## Task directions
Give the count of lines in the data that include the string "placement", with no added remarks.

## The data
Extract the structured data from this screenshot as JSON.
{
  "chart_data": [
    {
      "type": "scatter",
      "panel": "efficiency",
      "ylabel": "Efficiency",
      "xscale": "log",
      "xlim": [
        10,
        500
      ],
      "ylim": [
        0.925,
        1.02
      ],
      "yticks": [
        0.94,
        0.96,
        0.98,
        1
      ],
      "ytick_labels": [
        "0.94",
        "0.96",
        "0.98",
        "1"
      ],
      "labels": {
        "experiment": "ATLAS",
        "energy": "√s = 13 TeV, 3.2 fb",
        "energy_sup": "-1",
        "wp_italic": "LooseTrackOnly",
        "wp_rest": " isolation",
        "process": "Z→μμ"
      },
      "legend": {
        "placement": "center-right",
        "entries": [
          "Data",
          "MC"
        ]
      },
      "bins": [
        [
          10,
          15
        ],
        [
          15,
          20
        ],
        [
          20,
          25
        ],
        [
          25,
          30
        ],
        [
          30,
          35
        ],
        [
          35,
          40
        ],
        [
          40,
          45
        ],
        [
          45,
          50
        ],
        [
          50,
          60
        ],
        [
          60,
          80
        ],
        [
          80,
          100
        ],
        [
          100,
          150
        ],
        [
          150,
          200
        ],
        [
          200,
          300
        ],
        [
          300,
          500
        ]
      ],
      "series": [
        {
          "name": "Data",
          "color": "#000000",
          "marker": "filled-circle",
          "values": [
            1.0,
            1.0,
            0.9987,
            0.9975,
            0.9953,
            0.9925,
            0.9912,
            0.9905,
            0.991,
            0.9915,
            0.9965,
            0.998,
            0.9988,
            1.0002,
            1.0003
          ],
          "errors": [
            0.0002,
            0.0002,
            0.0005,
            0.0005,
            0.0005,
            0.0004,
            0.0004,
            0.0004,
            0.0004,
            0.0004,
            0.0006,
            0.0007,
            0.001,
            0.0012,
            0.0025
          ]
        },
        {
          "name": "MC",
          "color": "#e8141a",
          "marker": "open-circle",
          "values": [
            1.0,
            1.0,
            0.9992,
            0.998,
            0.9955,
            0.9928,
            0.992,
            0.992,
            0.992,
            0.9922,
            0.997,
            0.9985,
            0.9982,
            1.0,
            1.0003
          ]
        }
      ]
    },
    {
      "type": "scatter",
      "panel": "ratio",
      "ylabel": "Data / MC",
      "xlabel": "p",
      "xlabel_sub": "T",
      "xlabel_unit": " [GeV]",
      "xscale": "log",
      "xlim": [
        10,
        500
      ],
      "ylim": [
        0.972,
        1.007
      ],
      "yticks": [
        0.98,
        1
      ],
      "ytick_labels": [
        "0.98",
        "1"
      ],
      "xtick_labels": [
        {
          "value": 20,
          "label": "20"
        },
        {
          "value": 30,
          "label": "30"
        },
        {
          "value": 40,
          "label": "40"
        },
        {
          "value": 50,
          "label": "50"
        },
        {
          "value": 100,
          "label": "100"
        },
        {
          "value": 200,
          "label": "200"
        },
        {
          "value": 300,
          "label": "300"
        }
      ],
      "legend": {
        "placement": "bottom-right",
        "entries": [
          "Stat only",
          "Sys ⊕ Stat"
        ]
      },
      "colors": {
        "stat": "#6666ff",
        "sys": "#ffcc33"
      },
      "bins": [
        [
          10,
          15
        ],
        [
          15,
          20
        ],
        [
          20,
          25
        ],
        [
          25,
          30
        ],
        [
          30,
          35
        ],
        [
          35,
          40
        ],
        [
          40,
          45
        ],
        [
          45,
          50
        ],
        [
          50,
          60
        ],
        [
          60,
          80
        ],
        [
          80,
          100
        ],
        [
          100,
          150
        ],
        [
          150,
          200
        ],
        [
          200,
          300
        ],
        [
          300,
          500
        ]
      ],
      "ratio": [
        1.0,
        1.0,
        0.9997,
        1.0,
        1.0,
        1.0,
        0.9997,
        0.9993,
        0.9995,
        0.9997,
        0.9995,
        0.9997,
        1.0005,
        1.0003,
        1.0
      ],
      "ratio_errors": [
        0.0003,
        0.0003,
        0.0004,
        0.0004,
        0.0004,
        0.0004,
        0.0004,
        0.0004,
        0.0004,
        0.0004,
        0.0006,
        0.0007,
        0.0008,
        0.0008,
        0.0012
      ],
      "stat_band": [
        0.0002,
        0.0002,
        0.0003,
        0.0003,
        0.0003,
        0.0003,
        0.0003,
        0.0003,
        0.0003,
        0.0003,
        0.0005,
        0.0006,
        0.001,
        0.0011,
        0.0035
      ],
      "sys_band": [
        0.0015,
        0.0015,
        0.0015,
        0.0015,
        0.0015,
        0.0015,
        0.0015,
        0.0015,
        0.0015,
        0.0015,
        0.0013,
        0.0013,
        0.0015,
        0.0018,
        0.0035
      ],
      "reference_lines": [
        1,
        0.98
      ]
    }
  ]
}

## Reply
2